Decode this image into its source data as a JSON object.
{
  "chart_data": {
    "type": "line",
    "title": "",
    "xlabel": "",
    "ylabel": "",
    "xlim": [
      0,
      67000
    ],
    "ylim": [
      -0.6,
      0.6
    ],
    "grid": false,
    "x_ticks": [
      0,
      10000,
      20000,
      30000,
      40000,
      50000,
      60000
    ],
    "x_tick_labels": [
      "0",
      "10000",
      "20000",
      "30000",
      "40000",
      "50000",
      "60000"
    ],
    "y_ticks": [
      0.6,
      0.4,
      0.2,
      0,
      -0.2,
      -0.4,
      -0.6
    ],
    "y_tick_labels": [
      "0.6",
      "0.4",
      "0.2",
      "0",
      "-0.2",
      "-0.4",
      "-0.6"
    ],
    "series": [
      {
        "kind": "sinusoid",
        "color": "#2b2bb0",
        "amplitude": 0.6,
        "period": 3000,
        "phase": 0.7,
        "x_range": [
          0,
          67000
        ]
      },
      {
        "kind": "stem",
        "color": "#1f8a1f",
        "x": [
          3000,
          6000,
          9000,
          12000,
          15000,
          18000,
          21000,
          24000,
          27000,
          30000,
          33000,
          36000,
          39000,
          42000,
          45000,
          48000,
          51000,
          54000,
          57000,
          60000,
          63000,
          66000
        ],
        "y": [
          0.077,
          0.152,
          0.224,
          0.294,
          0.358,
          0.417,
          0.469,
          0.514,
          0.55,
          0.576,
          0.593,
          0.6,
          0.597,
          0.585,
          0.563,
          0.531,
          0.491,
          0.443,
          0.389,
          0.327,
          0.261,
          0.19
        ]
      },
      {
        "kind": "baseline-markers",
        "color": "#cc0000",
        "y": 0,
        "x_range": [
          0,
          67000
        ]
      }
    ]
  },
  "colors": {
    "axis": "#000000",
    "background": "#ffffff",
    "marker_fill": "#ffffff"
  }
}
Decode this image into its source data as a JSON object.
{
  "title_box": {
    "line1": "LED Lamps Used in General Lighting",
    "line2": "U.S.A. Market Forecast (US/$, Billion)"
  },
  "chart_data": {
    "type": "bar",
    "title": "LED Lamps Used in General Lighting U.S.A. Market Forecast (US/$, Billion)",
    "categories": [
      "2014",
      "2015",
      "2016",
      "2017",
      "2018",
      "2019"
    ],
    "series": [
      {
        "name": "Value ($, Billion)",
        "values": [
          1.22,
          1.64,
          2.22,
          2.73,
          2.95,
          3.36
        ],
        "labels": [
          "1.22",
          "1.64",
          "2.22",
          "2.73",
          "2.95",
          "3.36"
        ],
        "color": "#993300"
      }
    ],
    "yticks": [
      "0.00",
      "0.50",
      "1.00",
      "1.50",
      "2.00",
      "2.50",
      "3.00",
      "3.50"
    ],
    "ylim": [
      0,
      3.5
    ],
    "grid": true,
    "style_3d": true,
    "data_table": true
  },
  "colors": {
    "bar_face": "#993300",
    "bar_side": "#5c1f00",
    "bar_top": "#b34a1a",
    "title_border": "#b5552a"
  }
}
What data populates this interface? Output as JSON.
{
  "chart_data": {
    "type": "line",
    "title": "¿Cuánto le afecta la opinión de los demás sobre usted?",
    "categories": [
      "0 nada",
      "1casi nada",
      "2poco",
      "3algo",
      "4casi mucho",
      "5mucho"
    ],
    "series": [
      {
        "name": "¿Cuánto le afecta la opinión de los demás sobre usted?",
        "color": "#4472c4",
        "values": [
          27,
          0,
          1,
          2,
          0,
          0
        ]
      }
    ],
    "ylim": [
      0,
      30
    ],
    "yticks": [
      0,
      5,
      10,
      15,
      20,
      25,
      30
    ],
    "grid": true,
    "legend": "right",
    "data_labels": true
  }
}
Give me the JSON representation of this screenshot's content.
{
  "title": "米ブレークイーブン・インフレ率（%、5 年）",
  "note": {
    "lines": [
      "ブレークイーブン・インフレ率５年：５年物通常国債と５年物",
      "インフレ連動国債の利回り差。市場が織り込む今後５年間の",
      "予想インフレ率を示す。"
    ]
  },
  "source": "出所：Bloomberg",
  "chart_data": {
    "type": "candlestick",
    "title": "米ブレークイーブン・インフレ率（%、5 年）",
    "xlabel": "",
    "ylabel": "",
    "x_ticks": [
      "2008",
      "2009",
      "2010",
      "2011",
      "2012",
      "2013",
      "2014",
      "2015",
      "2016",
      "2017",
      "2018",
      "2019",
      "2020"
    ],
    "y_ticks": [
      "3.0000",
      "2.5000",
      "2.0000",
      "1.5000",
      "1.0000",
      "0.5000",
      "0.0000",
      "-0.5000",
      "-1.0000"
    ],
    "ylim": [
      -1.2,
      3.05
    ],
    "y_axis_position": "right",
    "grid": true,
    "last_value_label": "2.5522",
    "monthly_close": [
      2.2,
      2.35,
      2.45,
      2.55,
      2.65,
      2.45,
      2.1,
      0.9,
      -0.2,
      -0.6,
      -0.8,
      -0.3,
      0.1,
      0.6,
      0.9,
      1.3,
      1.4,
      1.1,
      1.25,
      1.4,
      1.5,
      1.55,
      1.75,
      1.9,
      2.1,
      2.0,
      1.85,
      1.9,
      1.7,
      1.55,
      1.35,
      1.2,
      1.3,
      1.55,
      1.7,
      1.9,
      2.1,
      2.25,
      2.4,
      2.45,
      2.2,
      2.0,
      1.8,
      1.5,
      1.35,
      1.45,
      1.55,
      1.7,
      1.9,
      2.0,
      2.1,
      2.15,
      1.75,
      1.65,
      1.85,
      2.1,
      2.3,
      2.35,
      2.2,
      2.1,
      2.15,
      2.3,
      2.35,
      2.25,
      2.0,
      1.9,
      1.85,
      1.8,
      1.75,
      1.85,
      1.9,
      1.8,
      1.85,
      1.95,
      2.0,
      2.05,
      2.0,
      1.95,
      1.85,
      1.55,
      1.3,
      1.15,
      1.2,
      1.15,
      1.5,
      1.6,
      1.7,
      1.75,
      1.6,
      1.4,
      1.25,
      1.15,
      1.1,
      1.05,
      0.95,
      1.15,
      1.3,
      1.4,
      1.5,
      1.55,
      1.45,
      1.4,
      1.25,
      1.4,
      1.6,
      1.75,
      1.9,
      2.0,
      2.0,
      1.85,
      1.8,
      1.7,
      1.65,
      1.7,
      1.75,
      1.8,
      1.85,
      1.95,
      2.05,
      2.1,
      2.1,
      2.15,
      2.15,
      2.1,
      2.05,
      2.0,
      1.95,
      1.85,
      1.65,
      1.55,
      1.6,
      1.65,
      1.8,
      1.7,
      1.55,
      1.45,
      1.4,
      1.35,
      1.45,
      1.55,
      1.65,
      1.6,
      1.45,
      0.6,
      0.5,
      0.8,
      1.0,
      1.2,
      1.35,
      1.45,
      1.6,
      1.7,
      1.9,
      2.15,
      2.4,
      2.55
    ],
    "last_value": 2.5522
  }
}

> **GOAL**
Please quote the records above exactly, without skipping a line.

> **ANSWER TO THIS TASK**
Decode this image into its source data as a JSON object.
{
  "chart_data": {
    "type": "line",
    "title": "",
    "xlabel": "",
    "ylabel": "",
    "xlim": [
      0,
      67000
    ],
    "ylim": [
      -0.6,
      0.6
    ],
    "grid": false,
    "x_ticks": [
      0,
      10000,
      20000,
      30000,
      40000,
      50000,
      60000
    ],
    "x_tick_labels": [
      "0",
      "10000",
      "20000",
      "30000",
      "40000",
      "50000",
      "60000"
    ],
    "y_ticks": [
      0.6,
      0.4,
      0.2,
      0,
      -0.2,
      -0.4,
      -0.6
    ],
    "y_tick_labels": [
      "0.6",
      "0.4",
      "0.2",
      "0",
      "-0.2",
      "-0.4",
      "-0.6"
    ],
    "series": [
      {
        "kind": "sinusoid",
        "color": "#2b2bb0",
        "amplitude": 0.6,
        "period": 3000,
        "phase": 0.7,
        "x_range": [
          0,
          67000
        ]
      },
      {
        "kind": "stem",
        "color": "#1f8a1f",
        "x": [
          3000,
          6000,
          9000,
          12000,
          15000,
          18000,
          21000,
          24000,
          27000,
          30000,
          33000,
          36000,
          39000,
          42000,
          45000,
          48000,
          51000,
          54000,
          57000,
          60000,
          63000,
          66000
        ],
        "y": [
          0.077,
          0.152,
          0.224,
          0.294,
          0.358,
          0.417,
          0.469,
          0.514,
          0.55,
          0.576,
          0.593,
          0.6,
          0.597,
          0.585,
          0.563,
          0.531,
          0.491,
          0.443,
          0.389,
          0.327,
          0.261,
          0.19
        ]
      },
      {
        "kind": "baseline-markers",
        "color": "#cc0000",
        "y": 0,
        "x_range": [
          0,
          67000
        ]
      }
    ]
  },
  "colors": {
    "axis": "#000000",
    "background": "#ffffff",
    "marker_fill": "#ffffff"
  }
}
Decode this image into its source data as a JSON object.
{
  "title_box": {
    "line1": "LED Lamps Used in General Lighting",
    "line2": "U.S.A. Market Forecast (US/$, Billion)"
  },
  "chart_data": {
    "type": "bar",
    "title": "LED Lamps Used in General Lighting U.S.A. Market Forecast (US/$, Billion)",
    "categories": [
      "2014",
      "2015",
      "2016",
      "2017",
      "2018",
      "2019"
    ],
    "series": [
      {
        "name": "Value ($, Billion)",
        "values": [
          1.22,
          1.64,
          2.22,
          2.73,
          2.95,
          3.36
        ],
        "labels": [
          "1.22",
          "1.64",
          "2.22",
          "2.73",
          "2.95",
          "3.36"
        ],
        "color": "#993300"
      }
    ],
    "yticks": [
      "0.00",
      "0.50",
      "1.00",
      "1.50",
      "2.00",
      "2.50",
      "3.00",
      "3.50"
    ],
    "ylim": [
      0,
      3.5
    ],
    "grid": true,
    "style_3d": true,
    "data_table": true
  },
  "colors": {
    "bar_face": "#993300",
    "bar_side": "#5c1f00",
    "bar_top": "#b34a1a",
    "title_border": "#b5552a"
  }
}
What data populates this interface? Output as JSON.
{
  "chart_data": {
    "type": "line",
    "title": "¿Cuánto le afecta la opinión de los demás sobre usted?",
    "categories": [
      "0 nada",
      "1casi nada",
      "2poco",
      "3algo",
      "4casi mucho",
      "5mucho"
    ],
    "series": [
      {
        "name": "¿Cuánto le afecta la opinión de los demás sobre usted?",
        "color": "#4472c4",
        "values": [
          27,
          0,
          1,
          2,
          0,
          0
        ]
      }
    ],
    "ylim": [
      0,
      30
    ],
    "yticks": [
      0,
      5,
      10,
      15,
      20,
      25,
      30
    ],
    "grid": true,
    "legend": "right",
    "data_labels": true
  }
}
Give me the JSON representation of this screenshot's content.
{
  "title": "米ブレークイーブン・インフレ率（%、5 年）",
  "note": {
    "lines": [
      "ブレークイーブン・インフレ率５年：５年物通常国債と５年物",
      "インフレ連動国債の利回り差。市場が織り込む今後５年間の",
      "予想インフレ率を示す。"
    ]
  },
  "source": "出所：Bloomberg",
  "chart_data": {
    "type": "candlestick",
    "title": "米ブレークイーブン・インフレ率（%、5 年）",
    "xlabel": "",
    "ylabel": "",
    "x_ticks": [
      "2008",
      "2009",
      "2010",
      "2011",
      "2012",
      "2013",
      "2014",
      "2015",
      "2016",
      "2017",
      "2018",
      "2019",
      "2020"
    ],
    "y_ticks": [
      "3.0000",
      "2.5000",
      "2.0000",
      "1.5000",
      "1.0000",
      "0.5000",
      "0.0000",
      "-0.5000",
      "-1.0000"
    ],
    "ylim": [
      -1.2,
      3.05
    ],
    "y_axis_position": "right",
    "grid": true,
    "last_value_label": "2.5522",
    "monthly_close": [
      2.2,
      2.35,
      2.45,
      2.55,
      2.65,
      2.45,
      2.1,
      0.9,
      -0.2,
      -0.6,
      -0.8,
      -0.3,
      0.1,
      0.6,
      0.9,
      1.3,
      1.4,
      1.1,
      1.25,
      1.4,
      1.5,
      1.55,
      1.75,
      1.9,
      2.1,
      2.0,
      1.85,
      1.9,
      1.7,
      1.55,
      1.35,
      1.2,
      1.3,
      1.55,
      1.7,
      1.9,
      2.1,
      2.25,
      2.4,
      2.45,
      2.2,
      2.0,
      1.8,
      1.5,
      1.35,
      1.45,
      1.55,
      1.7,
      1.9,
      2.0,
      2.1,
      2.15,
      1.75,
      1.65,
      1.85,
      2.1,
      2.3,
      2.35,
      2.2,
      2.1,
      2.15,
      2.3,
      2.35,
      2.25,
      2.0,
      1.9,
      1.85,
      1.8,
      1.75,
      1.85,
      1.9,
      1.8,
      1.85,
      1.95,
      2.0,
      2.05,
      2.0,
      1.95,
      1.85,
      1.55,
      1.3,
      1.15,
      1.2,
      1.15,
      1.5,
      1.6,
      1.7,
      1.75,
      1.6,
      1.4,
      1.25,
      1.15,
      1.1,
      1.05,
      0.95,
      1.15,
      1.3,
      1.4,
      1.5,
      1.55,
      1.45,
      1.4,
      1.25,
      1.4,
      1.6,
      1.75,
      1.9,
      2.0,
      2.0,
      1.85,
      1.8,
      1.7,
      1.65,
      1.7,
      1.75,
      1.8,
      1.85,
      1.95,
      2.05,
      2.1,
      2.1,
      2.15,
      2.15,
      2.1,
      2.05,
      2.0,
      1.95,
      1.85,
      1.65,
      1.55,
      1.6,
      1.65,
      1.8,
      1.7,
      1.55,
      1.45,
      1.4,
      1.35,
      1.45,
      1.55,
      1.65,
      1.6,
      1.45,
      0.6,
      0.5,
      0.8,
      1.0,
      1.2,
      1.35,
      1.45,
      1.6,
      1.7,
      1.9,
      2.15,
      2.4,
      2.55
    ],
    "last_value": 2.5522
  }
}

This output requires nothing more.